**GIVEN EXERCISE:** Reproduce all records exactly.

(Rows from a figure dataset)
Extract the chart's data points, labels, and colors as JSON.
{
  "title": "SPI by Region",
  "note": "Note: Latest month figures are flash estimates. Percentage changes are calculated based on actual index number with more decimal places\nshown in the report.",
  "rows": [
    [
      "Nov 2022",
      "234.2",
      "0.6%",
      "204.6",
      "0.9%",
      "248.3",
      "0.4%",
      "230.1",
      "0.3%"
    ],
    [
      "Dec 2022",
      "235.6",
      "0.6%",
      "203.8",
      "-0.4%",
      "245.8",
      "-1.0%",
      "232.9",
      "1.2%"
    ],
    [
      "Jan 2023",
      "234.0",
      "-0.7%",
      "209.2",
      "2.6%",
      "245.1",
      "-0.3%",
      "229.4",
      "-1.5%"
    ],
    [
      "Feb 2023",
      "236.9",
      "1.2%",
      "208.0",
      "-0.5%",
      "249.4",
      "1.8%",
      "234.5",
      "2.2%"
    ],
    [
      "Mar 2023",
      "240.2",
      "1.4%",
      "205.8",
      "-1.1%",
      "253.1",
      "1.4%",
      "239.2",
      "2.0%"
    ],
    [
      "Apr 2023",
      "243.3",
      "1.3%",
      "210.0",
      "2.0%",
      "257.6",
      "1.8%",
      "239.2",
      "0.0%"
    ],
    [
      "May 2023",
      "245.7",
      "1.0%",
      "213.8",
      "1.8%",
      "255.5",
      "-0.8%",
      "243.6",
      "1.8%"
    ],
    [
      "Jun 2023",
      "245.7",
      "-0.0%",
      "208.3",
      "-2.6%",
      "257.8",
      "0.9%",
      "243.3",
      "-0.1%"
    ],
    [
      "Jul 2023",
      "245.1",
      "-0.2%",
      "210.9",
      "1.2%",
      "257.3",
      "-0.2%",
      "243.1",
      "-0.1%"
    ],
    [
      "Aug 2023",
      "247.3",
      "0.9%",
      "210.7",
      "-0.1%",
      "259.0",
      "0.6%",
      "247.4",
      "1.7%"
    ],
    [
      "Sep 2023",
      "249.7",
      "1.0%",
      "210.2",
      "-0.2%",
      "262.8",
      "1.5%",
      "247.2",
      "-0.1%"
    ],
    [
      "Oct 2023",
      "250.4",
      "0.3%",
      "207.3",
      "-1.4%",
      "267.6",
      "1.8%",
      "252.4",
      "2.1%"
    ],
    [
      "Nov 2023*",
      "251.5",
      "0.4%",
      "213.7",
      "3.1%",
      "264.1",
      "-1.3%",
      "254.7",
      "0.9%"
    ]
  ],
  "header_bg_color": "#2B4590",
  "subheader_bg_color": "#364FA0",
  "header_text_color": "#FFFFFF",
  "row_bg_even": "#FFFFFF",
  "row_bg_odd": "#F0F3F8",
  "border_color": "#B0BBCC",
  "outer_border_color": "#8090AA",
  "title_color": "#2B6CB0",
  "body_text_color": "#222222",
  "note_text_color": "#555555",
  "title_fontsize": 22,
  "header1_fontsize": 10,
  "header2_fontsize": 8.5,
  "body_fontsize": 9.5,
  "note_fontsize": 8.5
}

**THE COMPLETED TASK:**
Extract the chart's data points, labels, and colors as JSON.
{
  "title": "SPI by Region",
  "note": "Note: Latest month figures are flash estimates. Percentage changes are calculated based on actual index number with more decimal places\nshown in the report.",
  "rows": [
    [
      "Nov 2022",
      "234.2",
      "0.6%",
      "204.6",
      "0.9%",
      "248.3",
      "0.4%",
      "230.1",
      "0.3%"
    ],
    [
      "Dec 2022",
      "235.6",
      "0.6%",
      "203.8",
      "-0.4%",
      "245.8",
      "-1.0%",
      "232.9",
      "1.2%"
    ],
    [
      "Jan 2023",
      "234.0",
      "-0.7%",
      "209.2",
      "2.6%",
      "245.1",
      "-0.3%",
      "229.4",
      "-1.5%"
    ],
    [
      "Feb 2023",
      "236.9",
      "1.2%",
      "208.0",
      "-0.5%",
      "249.4",
      "1.8%",
      "234.5",
      "2.2%"
    ],
    [
      "Mar 2023",
      "240.2",
      "1.4%",
      "205.8",
      "-1.1%",
      "253.1",
      "1.4%",
      "239.2",
      "2.0%"
    ],
    [
      "Apr 2023",
      "243.3",
      "1.3%",
      "210.0",
      "2.0%",
      "257.6",
      "1.8%",
      "239.2",
      "0.0%"
    ],
    [
      "May 2023",
      "245.7",
      "1.0%",
      "213.8",
      "1.8%",
      "255.5",
      "-0.8%",
      "243.6",
      "1.8%"
    ],
    [
      "Jun 2023",
      "245.7",
      "-0.0%",
      "208.3",
      "-2.6%",
      "257.8",
      "0.9%",
      "243.3",
      "-0.1%"
    ],
    [
      "Jul 2023",
      "245.1",
      "-0.2%",
      "210.9",
      "1.2%",
      "257.3",
      "-0.2%",
      "243.1",
      "-0.1%"
    ],
    [
      "Aug 2023",
      "247.3",
      "0.9%",
      "210.7",
      "-0.1%",
      "259.0",
      "0.6%",
      "247.4",
      "1.7%"
    ],
    [
      "Sep 2023",
      "249.7",
      "1.0%",
      "210.2",
      "-0.2%",
      "262.8",
      "1.5%",
      "247.2",
      "-0.1%"
    ],
    [
      "Oct 2023",
      "250.4",
      "0.3%",
      "207.3",
      "-1.4%",
      "267.6",
      "1.8%",
      "252.4",
      "2.1%"
    ],
    [
      "Nov 2023*",
      "251.5",
      "0.4%",
      "213.7",
      "3.1%",
      "264.1",
      "-1.3%",
      "254.7",
      "0.9%"
    ]
  ],
  "header_bg_color": "#2B4590",
  "subheader_bg_color": "#364FA0",
  "header_text_color": "#FFFFFF",
  "row_bg_even": "#FFFFFF",
  "row_bg_odd": "#F0F3F8",
  "border_color": "#B0BBCC",
  "outer_border_color": "#8090AA",
  "title_color": "#2B6CB0",
  "body_text_color": "#222222",
  "note_text_color": "#555555",
  "title_fontsize": 22,
  "header1_fontsize": 10,
  "header2_fontsize": 8.5,
  "body_fontsize": 9.5,
  "note_fontsize": 8.5
}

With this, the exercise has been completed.